▶ Exercise requirements: Copy each line exactly. Leave nothing out.

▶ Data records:
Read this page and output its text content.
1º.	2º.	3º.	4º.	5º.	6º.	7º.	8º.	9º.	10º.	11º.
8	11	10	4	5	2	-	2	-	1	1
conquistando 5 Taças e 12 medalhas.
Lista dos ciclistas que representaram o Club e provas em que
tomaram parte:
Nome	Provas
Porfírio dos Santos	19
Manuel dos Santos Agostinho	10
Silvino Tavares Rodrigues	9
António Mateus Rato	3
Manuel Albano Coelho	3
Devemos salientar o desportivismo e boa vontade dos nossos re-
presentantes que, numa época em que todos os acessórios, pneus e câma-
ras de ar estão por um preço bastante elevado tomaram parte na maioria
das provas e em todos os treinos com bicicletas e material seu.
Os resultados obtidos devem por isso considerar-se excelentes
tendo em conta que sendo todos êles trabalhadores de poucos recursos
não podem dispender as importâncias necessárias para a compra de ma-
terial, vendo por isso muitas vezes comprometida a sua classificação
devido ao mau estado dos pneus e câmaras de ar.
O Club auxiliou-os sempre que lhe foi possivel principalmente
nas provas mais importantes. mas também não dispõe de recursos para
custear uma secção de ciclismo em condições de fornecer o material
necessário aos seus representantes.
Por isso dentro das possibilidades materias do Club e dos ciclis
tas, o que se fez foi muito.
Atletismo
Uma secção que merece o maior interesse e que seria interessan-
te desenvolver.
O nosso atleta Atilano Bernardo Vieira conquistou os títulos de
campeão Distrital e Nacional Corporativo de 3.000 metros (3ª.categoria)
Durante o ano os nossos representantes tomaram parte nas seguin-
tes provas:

▶ Solution:
Read this page and output its text content.
1º.	2º.	3º.	4º.	5º.	6º.	7º.	8º.	9º.	10º.	11º.
8	11	10	4	5	2	-	2	-	1	1
conquistando 5 Taças e 12 medalhas.
Lista dos ciclistas que representaram o Club e provas em que
tomaram parte:
Nome	Provas
Porfírio dos Santos	19
Manuel dos Santos Agostinho	10
Silvino Tavares Rodrigues	9
António Mateus Rato	3
Manuel Albano Coelho	3
Devemos salientar o desportivismo e boa vontade dos nossos re-
presentantes que, numa época em que todos os acessórios, pneus e câma-
ras de ar estão por um preço bastante elevado tomaram parte na maioria
das provas e em todos os treinos com bicicletas e material seu.
Os resultados obtidos devem por isso considerar-se excelentes
tendo em conta que sendo todos êles trabalhadores de poucos recursos
não podem dispender as importâncias necessárias para a compra de ma-
terial, vendo por isso muitas vezes comprometida a sua classificação
devido ao mau estado dos pneus e câmaras de ar.
O Club auxiliou-os sempre que lhe foi possivel principalmente
nas provas mais importantes. mas também não dispõe de recursos para
custear uma secção de ciclismo em condições de fornecer o material
necessário aos seus representantes.
Por isso dentro das possibilidades materias do Club e dos ciclis
tas, o que se fez foi muito.
Atletismo
Uma secção que merece o maior interesse e que seria interessan-
te desenvolver.
O nosso atleta Atilano Bernardo Vieira conquistou os títulos de
campeão Distrital e Nacional Corporativo de 3.000 metros (3ª.categoria)
Durante o ano os nossos representantes tomaram parte nas seguin-
tes provas:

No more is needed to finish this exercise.